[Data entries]
------------------------------

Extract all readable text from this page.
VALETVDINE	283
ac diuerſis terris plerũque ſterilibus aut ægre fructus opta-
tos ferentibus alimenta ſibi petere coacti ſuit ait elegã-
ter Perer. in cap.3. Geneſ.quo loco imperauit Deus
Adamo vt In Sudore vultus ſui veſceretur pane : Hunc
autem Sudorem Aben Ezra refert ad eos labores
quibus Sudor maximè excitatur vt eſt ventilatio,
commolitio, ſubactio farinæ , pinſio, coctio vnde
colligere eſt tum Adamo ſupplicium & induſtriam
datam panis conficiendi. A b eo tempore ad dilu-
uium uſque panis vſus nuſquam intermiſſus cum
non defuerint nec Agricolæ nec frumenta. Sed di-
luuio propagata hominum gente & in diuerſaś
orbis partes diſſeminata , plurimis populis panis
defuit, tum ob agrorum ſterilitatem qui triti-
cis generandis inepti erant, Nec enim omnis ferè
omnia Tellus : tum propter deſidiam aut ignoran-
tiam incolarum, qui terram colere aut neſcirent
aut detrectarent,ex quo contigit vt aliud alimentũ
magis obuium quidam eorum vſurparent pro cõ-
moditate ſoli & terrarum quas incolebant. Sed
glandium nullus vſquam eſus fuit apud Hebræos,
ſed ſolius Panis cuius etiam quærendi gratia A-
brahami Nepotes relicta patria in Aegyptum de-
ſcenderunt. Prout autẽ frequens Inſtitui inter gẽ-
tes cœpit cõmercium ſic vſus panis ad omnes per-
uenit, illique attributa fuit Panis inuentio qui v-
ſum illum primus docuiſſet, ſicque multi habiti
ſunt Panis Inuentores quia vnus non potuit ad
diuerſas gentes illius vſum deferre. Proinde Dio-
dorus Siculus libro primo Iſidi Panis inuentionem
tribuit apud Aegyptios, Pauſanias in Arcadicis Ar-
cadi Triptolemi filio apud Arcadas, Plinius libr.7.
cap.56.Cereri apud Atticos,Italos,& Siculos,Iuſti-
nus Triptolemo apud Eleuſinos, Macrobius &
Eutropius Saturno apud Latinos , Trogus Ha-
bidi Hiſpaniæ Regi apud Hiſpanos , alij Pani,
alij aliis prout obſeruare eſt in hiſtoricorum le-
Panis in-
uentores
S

------------------------------

**SHORT PROBLEM:** Repeat the listing above without any change.

**ANSWER:**
Extract all readable text from this page.
VALETVDINE	283
ac diuerſis terris plerũque ſterilibus aut ægre fructus opta-
tos ferentibus alimenta ſibi petere coacti ſuit ait elegã-
ter Perer. in cap.3. Geneſ.quo loco imperauit Deus
Adamo vt In Sudore vultus ſui veſceretur pane : Hunc
autem Sudorem Aben Ezra refert ad eos labores
quibus Sudor maximè excitatur vt eſt ventilatio,
commolitio, ſubactio farinæ , pinſio, coctio vnde
colligere eſt tum Adamo ſupplicium & induſtriam
datam panis conficiendi. A b eo tempore ad dilu-
uium uſque panis vſus nuſquam intermiſſus cum
non defuerint nec Agricolæ nec frumenta. Sed di-
luuio propagata hominum gente & in diuerſaś
orbis partes diſſeminata , plurimis populis panis
defuit, tum ob agrorum ſterilitatem qui triti-
cis generandis inepti erant, Nec enim omnis ferè
omnia Tellus : tum propter deſidiam aut ignoran-
tiam incolarum, qui terram colere aut neſcirent
aut detrectarent,ex quo contigit vt aliud alimentũ
magis obuium quidam eorum vſurparent pro cõ-
moditate ſoli & terrarum quas incolebant. Sed
glandium nullus vſquam eſus fuit apud Hebræos,
ſed ſolius Panis cuius etiam quærendi gratia A-
brahami Nepotes relicta patria in Aegyptum de-
ſcenderunt. Prout autẽ frequens Inſtitui inter gẽ-
tes cœpit cõmercium ſic vſus panis ad omnes per-
uenit, illique attributa fuit Panis inuentio qui v-
ſum illum primus docuiſſet, ſicque multi habiti
ſunt Panis Inuentores quia vnus non potuit ad
diuerſas gentes illius vſum deferre. Proinde Dio-
dorus Siculus libro primo Iſidi Panis inuentionem
tribuit apud Aegyptios, Pauſanias in Arcadicis Ar-
cadi Triptolemi filio apud Arcadas, Plinius libr.7.
cap.56.Cereri apud Atticos,Italos,& Siculos,Iuſti-
nus Triptolemo apud Eleuſinos, Macrobius &
Eutropius Saturno apud Latinos , Trogus Ha-
bidi Hiſpaniæ Regi apud Hiſpanos , alij Pani,
alij aliis prout obſeruare eſt in hiſtoricorum le-
Panis in-
uentores
S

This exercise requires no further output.